[Extracted records]
────────────────────────────────────────

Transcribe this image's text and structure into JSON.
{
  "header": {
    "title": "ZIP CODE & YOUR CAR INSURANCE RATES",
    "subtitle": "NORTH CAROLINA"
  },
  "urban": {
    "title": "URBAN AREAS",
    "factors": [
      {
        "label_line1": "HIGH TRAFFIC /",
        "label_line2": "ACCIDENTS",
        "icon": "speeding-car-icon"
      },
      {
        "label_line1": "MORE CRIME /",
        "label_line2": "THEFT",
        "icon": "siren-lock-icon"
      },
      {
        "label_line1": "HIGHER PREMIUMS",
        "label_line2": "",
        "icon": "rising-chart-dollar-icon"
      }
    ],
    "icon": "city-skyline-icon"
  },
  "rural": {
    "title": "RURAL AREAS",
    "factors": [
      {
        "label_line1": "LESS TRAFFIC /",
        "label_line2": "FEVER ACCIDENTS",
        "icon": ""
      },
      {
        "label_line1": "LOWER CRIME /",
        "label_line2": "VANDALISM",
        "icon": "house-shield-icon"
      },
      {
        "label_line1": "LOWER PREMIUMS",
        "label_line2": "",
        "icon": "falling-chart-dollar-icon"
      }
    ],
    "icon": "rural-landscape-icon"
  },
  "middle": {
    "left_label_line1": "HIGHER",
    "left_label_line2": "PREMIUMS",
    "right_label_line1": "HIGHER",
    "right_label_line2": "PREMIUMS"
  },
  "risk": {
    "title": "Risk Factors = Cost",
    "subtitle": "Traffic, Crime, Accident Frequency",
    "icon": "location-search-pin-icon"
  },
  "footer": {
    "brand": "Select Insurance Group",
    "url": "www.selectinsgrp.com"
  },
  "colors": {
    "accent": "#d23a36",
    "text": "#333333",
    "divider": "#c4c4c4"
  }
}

────────────────────────────────────────

## The problem
Every record above should be output exactly.

## Right answer
Transcribe this image's text and structure into JSON.
{
  "header": {
    "title": "ZIP CODE & YOUR CAR INSURANCE RATES",
    "subtitle": "NORTH CAROLINA"
  },
  "urban": {
    "title": "URBAN AREAS",
    "factors": [
      {
        "label_line1": "HIGH TRAFFIC /",
        "label_line2": "ACCIDENTS",
        "icon": "speeding-car-icon"
      },
      {
        "label_line1": "MORE CRIME /",
        "label_line2": "THEFT",
        "icon": "siren-lock-icon"
      },
      {
        "label_line1": "HIGHER PREMIUMS",
        "label_line2": "",
        "icon": "rising-chart-dollar-icon"
      }
    ],
    "icon": "city-skyline-icon"
  },
  "rural": {
    "title": "RURAL AREAS",
    "factors": [
      {
        "label_line1": "LESS TRAFFIC /",
        "label_line2": "FEVER ACCIDENTS",
        "icon": ""
      },
      {
        "label_line1": "LOWER CRIME /",
        "label_line2": "VANDALISM",
        "icon": "house-shield-icon"
      },
      {
        "label_line1": "LOWER PREMIUMS",
        "label_line2": "",
        "icon": "falling-chart-dollar-icon"
      }
    ],
    "icon": "rural-landscape-icon"
  },
  "middle": {
    "left_label_line1": "HIGHER",
    "left_label_line2": "PREMIUMS",
    "right_label_line1": "HIGHER",
    "right_label_line2": "PREMIUMS"
  },
  "risk": {
    "title": "Risk Factors = Cost",
    "subtitle": "Traffic, Crime, Accident Frequency",
    "icon": "location-search-pin-icon"
  },
  "footer": {
    "brand": "Select Insurance Group",
    "url": "www.selectinsgrp.com"
  },
  "colors": {
    "accent": "#d23a36",
    "text": "#333333",
    "divider": "#c4c4c4"
  }
}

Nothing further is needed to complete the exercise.